START Data under study

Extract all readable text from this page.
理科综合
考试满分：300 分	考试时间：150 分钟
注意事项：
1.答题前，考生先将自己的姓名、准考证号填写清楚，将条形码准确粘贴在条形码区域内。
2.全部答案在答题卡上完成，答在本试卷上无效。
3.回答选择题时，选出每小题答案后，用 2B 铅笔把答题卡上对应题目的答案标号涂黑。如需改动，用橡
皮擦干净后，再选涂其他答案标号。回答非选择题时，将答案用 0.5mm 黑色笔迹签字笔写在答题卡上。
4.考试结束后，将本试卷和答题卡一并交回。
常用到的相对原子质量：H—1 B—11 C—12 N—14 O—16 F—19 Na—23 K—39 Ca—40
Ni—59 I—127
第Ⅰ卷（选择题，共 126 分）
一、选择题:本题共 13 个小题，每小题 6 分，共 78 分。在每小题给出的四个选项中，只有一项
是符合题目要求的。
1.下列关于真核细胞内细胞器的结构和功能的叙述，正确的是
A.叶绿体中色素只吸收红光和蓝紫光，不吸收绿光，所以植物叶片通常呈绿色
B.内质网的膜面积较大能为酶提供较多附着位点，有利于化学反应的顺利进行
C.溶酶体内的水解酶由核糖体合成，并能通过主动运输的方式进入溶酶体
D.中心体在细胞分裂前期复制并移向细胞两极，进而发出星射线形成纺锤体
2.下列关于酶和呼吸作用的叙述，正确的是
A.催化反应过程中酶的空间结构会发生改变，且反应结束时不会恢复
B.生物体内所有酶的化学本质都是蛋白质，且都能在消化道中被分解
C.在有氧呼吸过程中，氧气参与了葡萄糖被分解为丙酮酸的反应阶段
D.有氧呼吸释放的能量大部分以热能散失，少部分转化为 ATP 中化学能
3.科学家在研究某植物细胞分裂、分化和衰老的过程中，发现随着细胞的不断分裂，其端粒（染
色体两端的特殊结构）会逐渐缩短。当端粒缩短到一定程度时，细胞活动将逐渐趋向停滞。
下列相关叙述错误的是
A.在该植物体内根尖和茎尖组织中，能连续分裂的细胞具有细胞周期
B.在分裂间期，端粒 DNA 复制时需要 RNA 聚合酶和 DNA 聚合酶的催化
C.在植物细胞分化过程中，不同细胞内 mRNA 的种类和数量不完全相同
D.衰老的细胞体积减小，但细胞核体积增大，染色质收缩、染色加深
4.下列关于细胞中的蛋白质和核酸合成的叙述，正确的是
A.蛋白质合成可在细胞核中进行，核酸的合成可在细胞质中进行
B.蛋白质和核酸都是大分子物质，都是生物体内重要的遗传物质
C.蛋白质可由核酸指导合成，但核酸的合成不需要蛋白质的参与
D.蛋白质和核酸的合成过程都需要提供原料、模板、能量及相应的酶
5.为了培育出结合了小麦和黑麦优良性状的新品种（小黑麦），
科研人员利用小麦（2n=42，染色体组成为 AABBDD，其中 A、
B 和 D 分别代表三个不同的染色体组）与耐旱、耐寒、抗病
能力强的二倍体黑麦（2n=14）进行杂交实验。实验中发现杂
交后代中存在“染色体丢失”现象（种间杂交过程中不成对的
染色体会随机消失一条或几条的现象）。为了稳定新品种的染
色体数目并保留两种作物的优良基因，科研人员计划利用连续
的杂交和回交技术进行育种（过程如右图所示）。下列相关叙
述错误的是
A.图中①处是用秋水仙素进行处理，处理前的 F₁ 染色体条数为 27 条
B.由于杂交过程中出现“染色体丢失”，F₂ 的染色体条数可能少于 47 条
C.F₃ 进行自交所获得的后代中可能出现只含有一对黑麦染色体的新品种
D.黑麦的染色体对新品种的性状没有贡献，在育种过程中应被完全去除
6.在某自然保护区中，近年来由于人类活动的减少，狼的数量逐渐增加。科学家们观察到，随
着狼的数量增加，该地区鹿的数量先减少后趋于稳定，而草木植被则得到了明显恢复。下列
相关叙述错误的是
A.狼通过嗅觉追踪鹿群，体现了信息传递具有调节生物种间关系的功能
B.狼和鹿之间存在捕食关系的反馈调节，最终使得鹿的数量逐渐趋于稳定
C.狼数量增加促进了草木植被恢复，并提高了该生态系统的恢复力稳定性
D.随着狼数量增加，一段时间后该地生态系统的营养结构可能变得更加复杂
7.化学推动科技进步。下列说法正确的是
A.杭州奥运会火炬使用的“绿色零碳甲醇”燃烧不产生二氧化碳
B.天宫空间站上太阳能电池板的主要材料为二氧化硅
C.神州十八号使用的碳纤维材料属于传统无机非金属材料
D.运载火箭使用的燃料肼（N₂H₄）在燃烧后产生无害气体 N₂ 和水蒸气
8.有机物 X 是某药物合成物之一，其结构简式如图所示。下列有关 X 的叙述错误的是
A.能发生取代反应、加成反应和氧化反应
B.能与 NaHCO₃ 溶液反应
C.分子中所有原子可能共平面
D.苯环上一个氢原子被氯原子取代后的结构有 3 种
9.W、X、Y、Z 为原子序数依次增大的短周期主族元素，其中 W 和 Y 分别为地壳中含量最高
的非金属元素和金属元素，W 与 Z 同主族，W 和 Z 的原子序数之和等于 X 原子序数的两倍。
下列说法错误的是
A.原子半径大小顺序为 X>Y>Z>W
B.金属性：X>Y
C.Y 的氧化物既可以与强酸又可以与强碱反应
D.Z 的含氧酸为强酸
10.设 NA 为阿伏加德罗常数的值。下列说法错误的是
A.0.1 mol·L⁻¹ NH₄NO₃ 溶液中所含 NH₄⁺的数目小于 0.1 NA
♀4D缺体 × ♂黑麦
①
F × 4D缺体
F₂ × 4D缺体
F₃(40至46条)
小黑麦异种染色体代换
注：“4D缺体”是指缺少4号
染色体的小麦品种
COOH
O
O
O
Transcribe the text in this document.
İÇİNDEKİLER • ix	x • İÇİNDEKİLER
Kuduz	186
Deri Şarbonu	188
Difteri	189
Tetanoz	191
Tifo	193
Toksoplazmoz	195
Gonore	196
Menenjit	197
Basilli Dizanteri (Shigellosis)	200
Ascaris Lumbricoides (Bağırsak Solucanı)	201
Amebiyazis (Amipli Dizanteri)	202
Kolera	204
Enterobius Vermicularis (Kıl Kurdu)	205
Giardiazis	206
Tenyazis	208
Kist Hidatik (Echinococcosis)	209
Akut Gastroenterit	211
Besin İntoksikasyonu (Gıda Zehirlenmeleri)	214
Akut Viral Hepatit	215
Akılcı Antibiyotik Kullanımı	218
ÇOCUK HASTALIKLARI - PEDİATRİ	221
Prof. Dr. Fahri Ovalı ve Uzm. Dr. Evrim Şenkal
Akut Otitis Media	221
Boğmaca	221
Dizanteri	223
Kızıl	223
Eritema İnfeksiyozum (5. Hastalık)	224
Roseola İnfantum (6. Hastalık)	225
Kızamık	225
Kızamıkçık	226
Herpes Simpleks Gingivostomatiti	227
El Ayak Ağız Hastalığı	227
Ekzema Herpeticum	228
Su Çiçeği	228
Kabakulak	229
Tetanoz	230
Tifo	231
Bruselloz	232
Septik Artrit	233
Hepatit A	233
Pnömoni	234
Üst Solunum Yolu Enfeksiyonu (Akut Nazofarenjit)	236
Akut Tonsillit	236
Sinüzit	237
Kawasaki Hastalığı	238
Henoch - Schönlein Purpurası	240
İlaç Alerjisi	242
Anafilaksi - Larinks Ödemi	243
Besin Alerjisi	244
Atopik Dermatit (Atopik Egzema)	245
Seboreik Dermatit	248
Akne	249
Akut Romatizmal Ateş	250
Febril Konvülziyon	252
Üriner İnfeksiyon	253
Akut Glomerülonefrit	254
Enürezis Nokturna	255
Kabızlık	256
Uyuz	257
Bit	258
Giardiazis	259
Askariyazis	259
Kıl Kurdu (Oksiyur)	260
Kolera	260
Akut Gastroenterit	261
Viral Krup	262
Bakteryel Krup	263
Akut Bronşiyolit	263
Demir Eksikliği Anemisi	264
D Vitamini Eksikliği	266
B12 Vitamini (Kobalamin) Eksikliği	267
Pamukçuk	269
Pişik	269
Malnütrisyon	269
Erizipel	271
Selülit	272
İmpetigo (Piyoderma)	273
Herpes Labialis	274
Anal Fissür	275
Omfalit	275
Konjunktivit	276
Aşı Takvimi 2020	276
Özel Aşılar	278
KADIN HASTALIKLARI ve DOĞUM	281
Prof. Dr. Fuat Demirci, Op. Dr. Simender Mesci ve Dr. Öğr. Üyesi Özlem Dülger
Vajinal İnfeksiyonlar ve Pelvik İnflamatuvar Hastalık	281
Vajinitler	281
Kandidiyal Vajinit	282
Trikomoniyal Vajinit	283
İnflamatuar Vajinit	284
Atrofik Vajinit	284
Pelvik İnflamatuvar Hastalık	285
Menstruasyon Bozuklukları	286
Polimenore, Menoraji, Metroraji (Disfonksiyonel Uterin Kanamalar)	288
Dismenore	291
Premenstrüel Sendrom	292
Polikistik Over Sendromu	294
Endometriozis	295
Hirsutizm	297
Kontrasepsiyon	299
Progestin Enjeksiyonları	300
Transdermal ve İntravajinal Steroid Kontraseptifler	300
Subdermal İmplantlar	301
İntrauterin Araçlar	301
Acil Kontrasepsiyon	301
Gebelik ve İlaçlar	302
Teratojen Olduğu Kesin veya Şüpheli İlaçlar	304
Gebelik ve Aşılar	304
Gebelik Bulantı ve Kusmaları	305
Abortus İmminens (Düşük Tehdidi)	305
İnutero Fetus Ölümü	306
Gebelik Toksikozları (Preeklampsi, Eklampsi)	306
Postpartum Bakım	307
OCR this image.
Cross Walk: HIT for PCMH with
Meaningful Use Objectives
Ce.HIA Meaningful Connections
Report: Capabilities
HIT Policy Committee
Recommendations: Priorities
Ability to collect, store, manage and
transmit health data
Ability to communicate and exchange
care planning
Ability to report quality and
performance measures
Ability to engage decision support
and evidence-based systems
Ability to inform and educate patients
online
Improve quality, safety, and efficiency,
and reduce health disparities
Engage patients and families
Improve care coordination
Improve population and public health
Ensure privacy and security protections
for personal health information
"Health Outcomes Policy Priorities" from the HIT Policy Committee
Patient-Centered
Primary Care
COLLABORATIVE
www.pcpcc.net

END Data under study

*What the task requires:* Count the lines of the data that hold the string "Priorities". The answer should be that number alone.

*Response to the exercise:* 2